> _Request_:
Quote the entries in full, character for character, without their images.

+++ Raw data

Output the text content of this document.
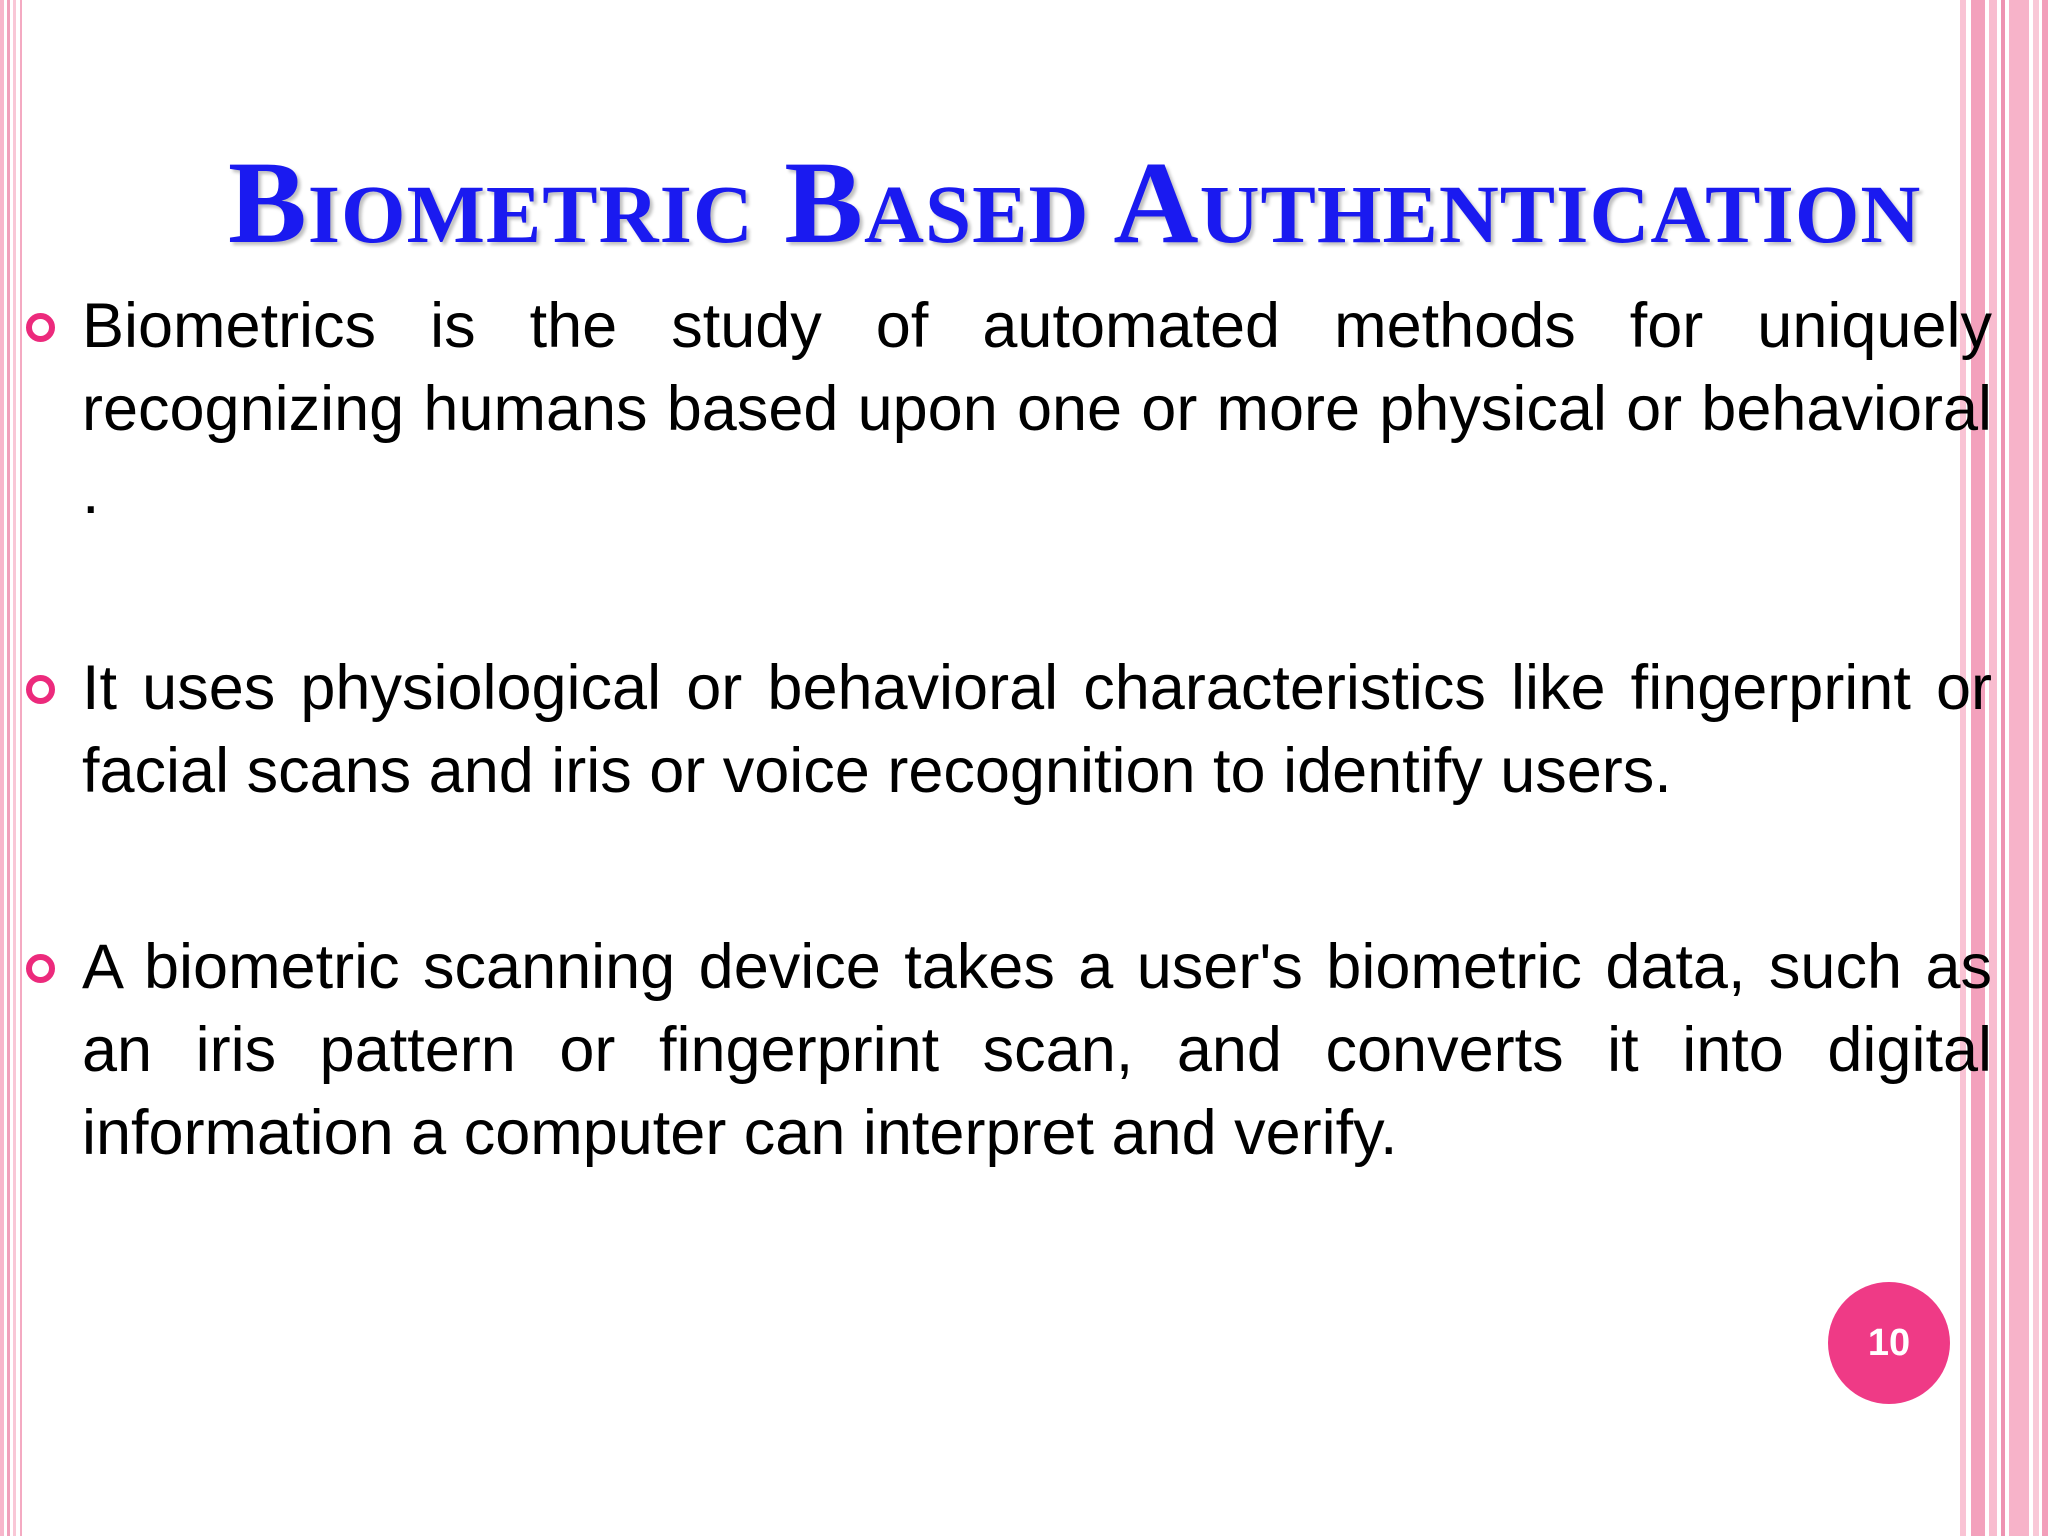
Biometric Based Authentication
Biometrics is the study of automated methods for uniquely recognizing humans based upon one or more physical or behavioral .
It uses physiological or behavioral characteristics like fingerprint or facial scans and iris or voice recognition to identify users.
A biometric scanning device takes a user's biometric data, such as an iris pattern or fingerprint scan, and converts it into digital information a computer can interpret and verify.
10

++++++

> _The result_:
Output the text content of this document.
Biometric Based Authentication
Biometrics is the study of automated methods for uniquely recognizing humans based upon one or more physical or behavioral .
It uses physiological or behavioral characteristics like fingerprint or facial scans and iris or voice recognition to identify users.
A biometric scanning device takes a user's biometric data, such as an iris pattern or fingerprint scan, and converts it into digital information a computer can interpret and verify.
10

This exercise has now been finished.